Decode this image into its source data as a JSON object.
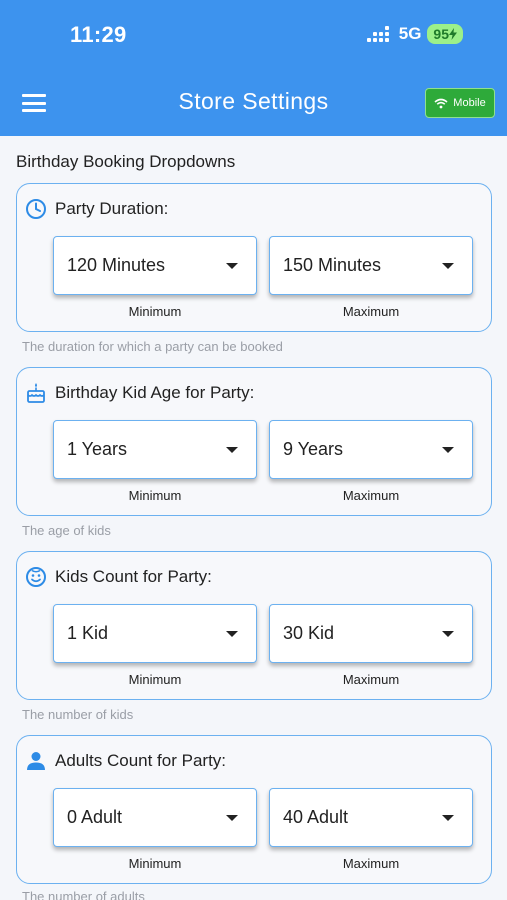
{
  "status_bar": {
    "time": "11:29",
    "network": "5G",
    "battery": "95"
  },
  "header": {
    "title": "Store Settings",
    "mobile_badge": "Mobile"
  },
  "section_title": "Birthday Booking Dropdowns",
  "colors": {
    "header": "#3d93ee",
    "accent": "#6cb1f0",
    "badge": "#2eaa3a"
  },
  "cards": [
    {
      "icon": "clock-icon",
      "title": "Party Duration:",
      "min": "120 Minutes",
      "max": "150 Minutes",
      "min_label": "Minimum",
      "max_label": "Maximum",
      "hint": "The duration for which a party can be booked"
    },
    {
      "icon": "cake-icon",
      "title": "Birthday Kid Age for Party:",
      "min": "1 Years",
      "max": "9 Years",
      "min_label": "Minimum",
      "max_label": "Maximum",
      "hint": "The age of kids"
    },
    {
      "icon": "smiley-icon",
      "title": "Kids Count for Party:",
      "min": "1 Kid",
      "max": "30 Kid",
      "min_label": "Minimum",
      "max_label": "Maximum",
      "hint": "The number of kids"
    },
    {
      "icon": "person-icon",
      "title": "Adults Count for Party:",
      "min": "0 Adult",
      "max": "40 Adult",
      "min_label": "Minimum",
      "max_label": "Maximum",
      "hint": "The number of adults"
    }
  ]
}
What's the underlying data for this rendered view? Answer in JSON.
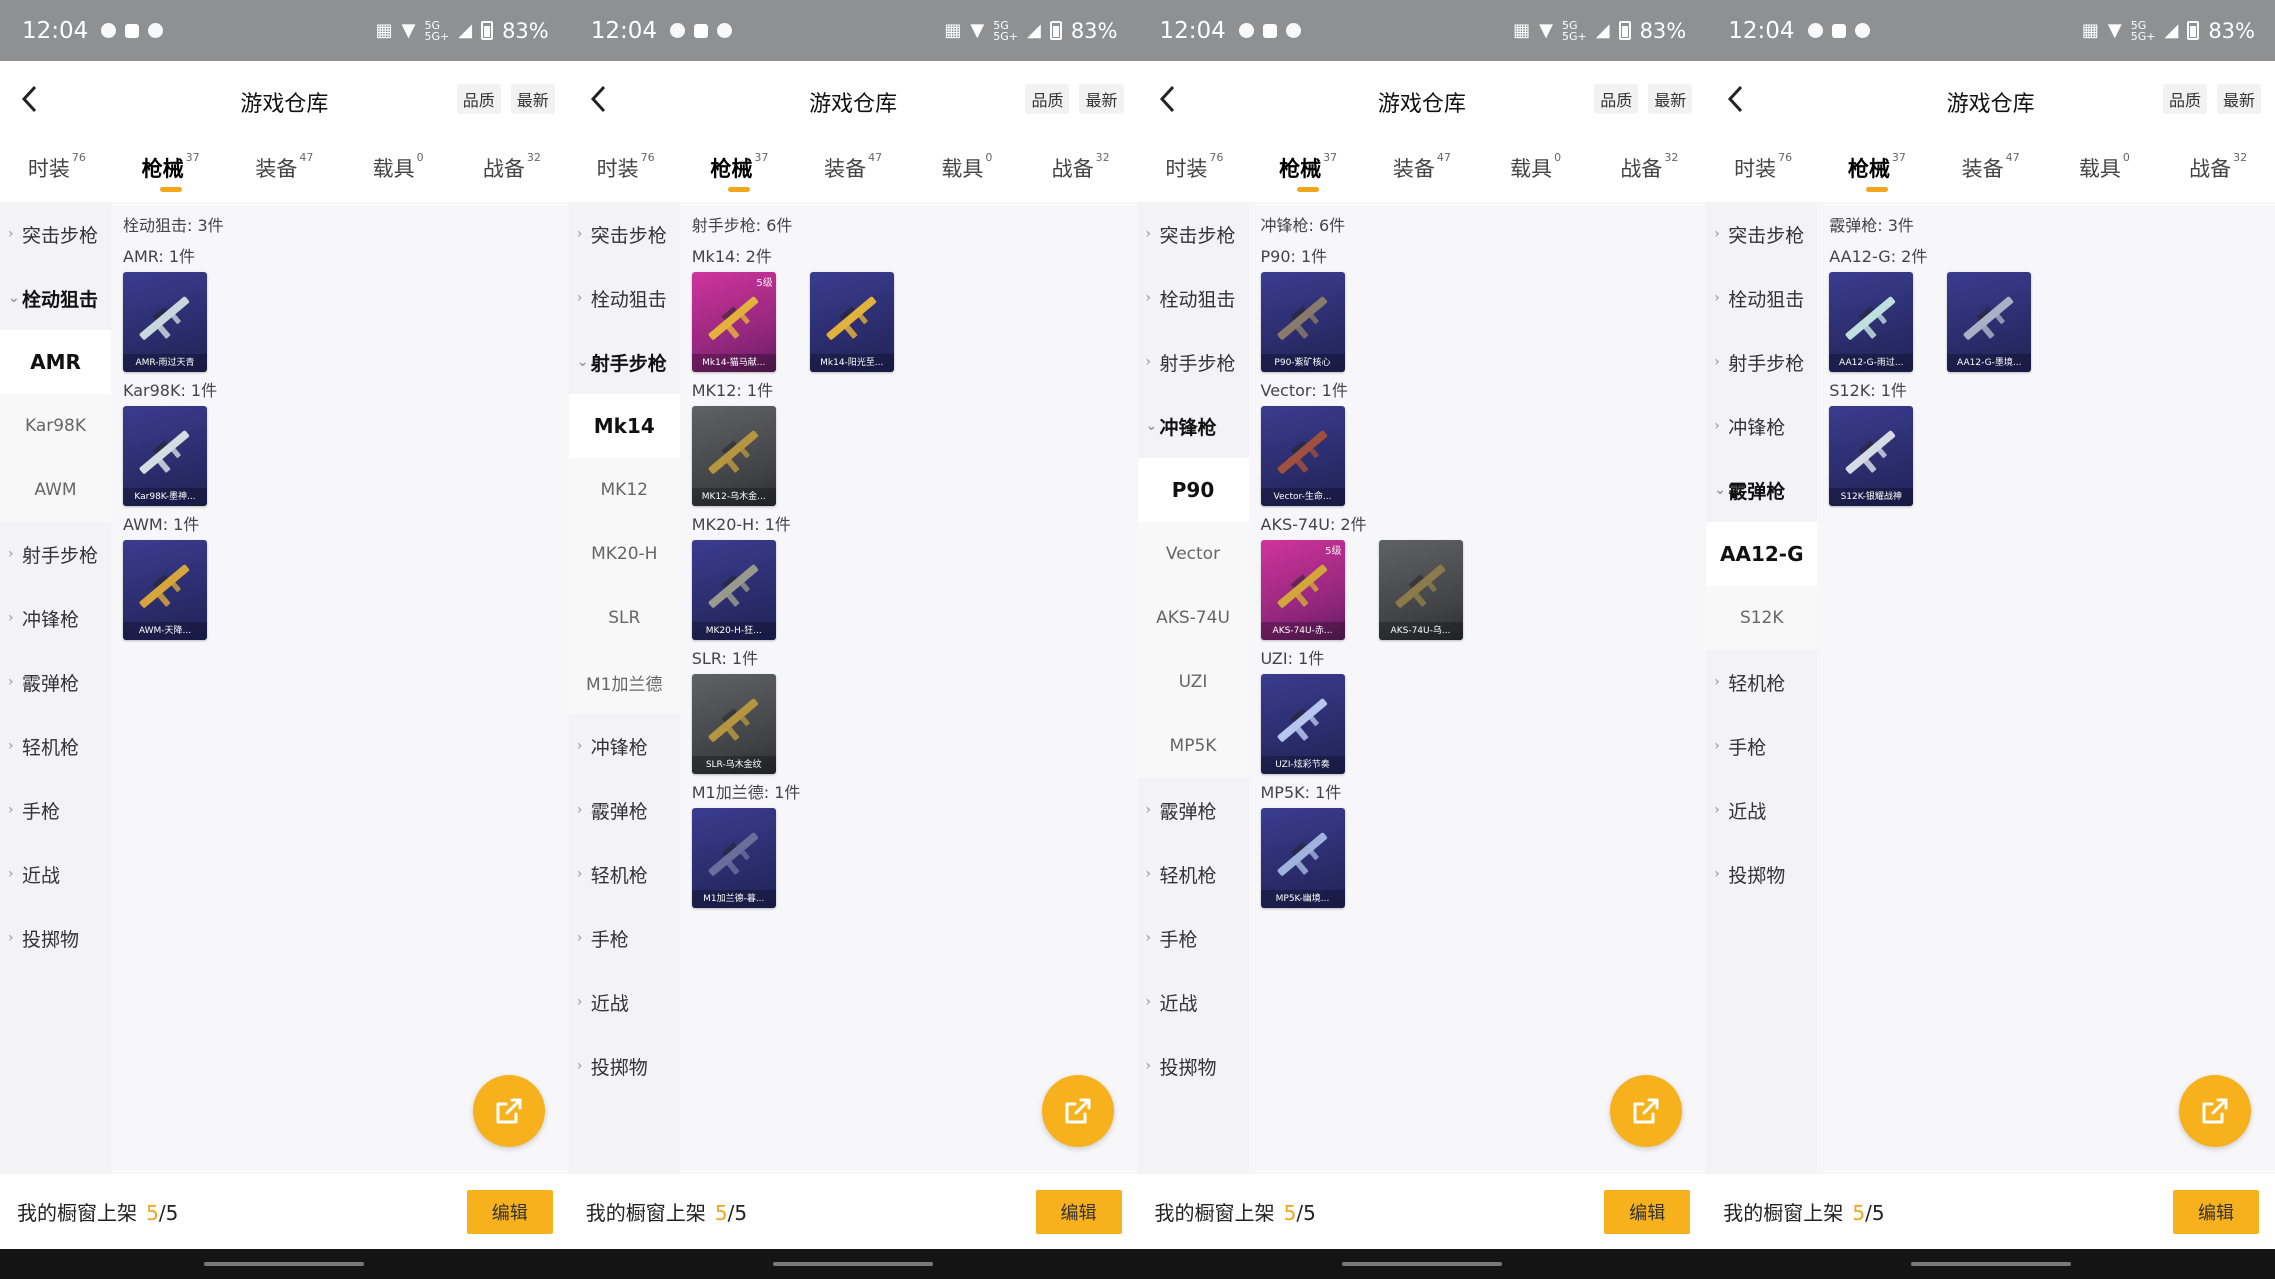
{
  "statusbar": {
    "time": "12:04",
    "net1": "5G",
    "net2": "5G+",
    "battery": "83%"
  },
  "header": {
    "title": "游戏仓库",
    "sort_quality": "品质",
    "sort_newest": "最新"
  },
  "tabs": [
    {
      "label": "时装",
      "count": "76"
    },
    {
      "label": "枪械",
      "count": "37"
    },
    {
      "label": "装备",
      "count": "47"
    },
    {
      "label": "载具",
      "count": "0"
    },
    {
      "label": "战备",
      "count": "32"
    }
  ],
  "active_tab_index": 1,
  "bottom": {
    "label": "我的橱窗上架",
    "count_value": "5",
    "count_total": "/5",
    "edit_label": "编辑"
  },
  "colors": {
    "accent": "#f6b11d",
    "statusbar": "#8f9092"
  },
  "icons": {
    "back": "chevron-left-icon",
    "share": "share-out-icon"
  },
  "panels": [
    {
      "sidebar": [
        {
          "type": "cat",
          "label": "突击步枪"
        },
        {
          "type": "cat",
          "label": "栓动狙击",
          "open": true
        },
        {
          "type": "sub",
          "label": "AMR",
          "active": true
        },
        {
          "type": "sub",
          "label": "Kar98K"
        },
        {
          "type": "sub",
          "label": "AWM"
        },
        {
          "type": "cat",
          "label": "射手步枪"
        },
        {
          "type": "cat",
          "label": "冲锋枪"
        },
        {
          "type": "cat",
          "label": "霰弹枪"
        },
        {
          "type": "cat",
          "label": "轻机枪"
        },
        {
          "type": "cat",
          "label": "手枪"
        },
        {
          "type": "cat",
          "label": "近战"
        },
        {
          "type": "cat",
          "label": "投掷物"
        }
      ],
      "content": {
        "group_title": "栓动狙击: 3件",
        "items": [
          {
            "title": "AMR: 1件",
            "cards": [
              {
                "name": "AMR-雨过天青",
                "color": "purple",
                "gun": "#c9d8dc"
              }
            ]
          },
          {
            "title": "Kar98K: 1件",
            "cards": [
              {
                "name": "Kar98K-墨神...",
                "color": "purple",
                "gun": "#d6dde2"
              }
            ]
          },
          {
            "title": "AWM: 1件",
            "cards": [
              {
                "name": "AWM-天降...",
                "color": "purple",
                "gun": "#d7a53a"
              }
            ]
          }
        ]
      }
    },
    {
      "sidebar": [
        {
          "type": "cat",
          "label": "突击步枪"
        },
        {
          "type": "cat",
          "label": "栓动狙击"
        },
        {
          "type": "cat",
          "label": "射手步枪",
          "open": true
        },
        {
          "type": "sub",
          "label": "Mk14",
          "active": true
        },
        {
          "type": "sub",
          "label": "MK12"
        },
        {
          "type": "sub",
          "label": "MK20-H"
        },
        {
          "type": "sub",
          "label": "SLR"
        },
        {
          "type": "sub",
          "label": "M1加兰德"
        },
        {
          "type": "cat",
          "label": "冲锋枪"
        },
        {
          "type": "cat",
          "label": "霰弹枪"
        },
        {
          "type": "cat",
          "label": "轻机枪"
        },
        {
          "type": "cat",
          "label": "手枪"
        },
        {
          "type": "cat",
          "label": "近战"
        },
        {
          "type": "cat",
          "label": "投掷物"
        }
      ],
      "content": {
        "group_title": "射手步枪: 6件",
        "items": [
          {
            "title": "Mk14: 2件",
            "cards": [
              {
                "name": "Mk14-猫马献...",
                "color": "pink",
                "lvl": "5级",
                "gun": "#e3b23c"
              },
              {
                "name": "Mk14-阳光至...",
                "color": "purple",
                "gun": "#e3b23c"
              }
            ]
          },
          {
            "title": "MK12: 1件",
            "cards": [
              {
                "name": "MK12-乌木金...",
                "color": "dark",
                "gun": "#b49540"
              }
            ]
          },
          {
            "title": "MK20-H: 1件",
            "cards": [
              {
                "name": "MK20-H-狂...",
                "color": "purple",
                "gun": "#9a9a8c"
              }
            ]
          },
          {
            "title": "SLR: 1件",
            "cards": [
              {
                "name": "SLR-乌木金纹",
                "color": "dark",
                "gun": "#b49540"
              }
            ]
          },
          {
            "title": "M1加兰德: 1件",
            "cards": [
              {
                "name": "M1加兰德-暮...",
                "color": "purple",
                "gun": "#6a6f9a"
              }
            ]
          }
        ]
      }
    },
    {
      "sidebar": [
        {
          "type": "cat",
          "label": "突击步枪"
        },
        {
          "type": "cat",
          "label": "栓动狙击"
        },
        {
          "type": "cat",
          "label": "射手步枪"
        },
        {
          "type": "cat",
          "label": "冲锋枪",
          "open": true
        },
        {
          "type": "sub",
          "label": "P90",
          "active": true
        },
        {
          "type": "sub",
          "label": "Vector"
        },
        {
          "type": "sub",
          "label": "AKS-74U"
        },
        {
          "type": "sub",
          "label": "UZI"
        },
        {
          "type": "sub",
          "label": "MP5K"
        },
        {
          "type": "cat",
          "label": "霰弹枪"
        },
        {
          "type": "cat",
          "label": "轻机枪"
        },
        {
          "type": "cat",
          "label": "手枪"
        },
        {
          "type": "cat",
          "label": "近战"
        },
        {
          "type": "cat",
          "label": "投掷物"
        }
      ],
      "content": {
        "group_title": "冲锋枪: 6件",
        "items": [
          {
            "title": "P90: 1件",
            "cards": [
              {
                "name": "P90-紫矿核心",
                "color": "purple",
                "gun": "#8a7a6a"
              }
            ]
          },
          {
            "title": "Vector: 1件",
            "cards": [
              {
                "name": "Vector-生命...",
                "color": "purple",
                "gun": "#a0503e"
              }
            ]
          },
          {
            "title": "AKS-74U: 2件",
            "cards": [
              {
                "name": "AKS-74U-赤...",
                "color": "pink",
                "lvl": "5级",
                "gun": "#d2a63a"
              },
              {
                "name": "AKS-74U-乌...",
                "color": "dark",
                "gun": "#8c7b4a"
              }
            ]
          },
          {
            "title": "UZI: 1件",
            "cards": [
              {
                "name": "UZI-炫彩节奏",
                "color": "purple",
                "gun": "#b7c6ee"
              }
            ]
          },
          {
            "title": "MP5K: 1件",
            "cards": [
              {
                "name": "MP5K-幽境...",
                "color": "purple",
                "gun": "#9fb3dc"
              }
            ]
          }
        ]
      }
    },
    {
      "sidebar": [
        {
          "type": "cat",
          "label": "突击步枪"
        },
        {
          "type": "cat",
          "label": "栓动狙击"
        },
        {
          "type": "cat",
          "label": "射手步枪"
        },
        {
          "type": "cat",
          "label": "冲锋枪"
        },
        {
          "type": "cat",
          "label": "霰弹枪",
          "open": true
        },
        {
          "type": "sub",
          "label": "AA12-G",
          "active": true
        },
        {
          "type": "sub",
          "label": "S12K"
        },
        {
          "type": "cat",
          "label": "轻机枪"
        },
        {
          "type": "cat",
          "label": "手枪"
        },
        {
          "type": "cat",
          "label": "近战"
        },
        {
          "type": "cat",
          "label": "投掷物"
        }
      ],
      "content": {
        "group_title": "霰弹枪: 3件",
        "items": [
          {
            "title": "AA12-G: 2件",
            "cards": [
              {
                "name": "AA12-G-雨过...",
                "color": "purple",
                "gun": "#bfe0df"
              },
              {
                "name": "AA12-G-墨境...",
                "color": "purple",
                "gun": "#aab0c6"
              }
            ]
          },
          {
            "title": "S12K: 1件",
            "cards": [
              {
                "name": "S12K-银耀战神",
                "color": "purple",
                "gun": "#d5dce6"
              }
            ]
          }
        ]
      }
    }
  ]
}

+ + + + +

What is needed ▸
Reply with one number only: how many lines of the listing hold "Vector"?

Reply to the task ▸
3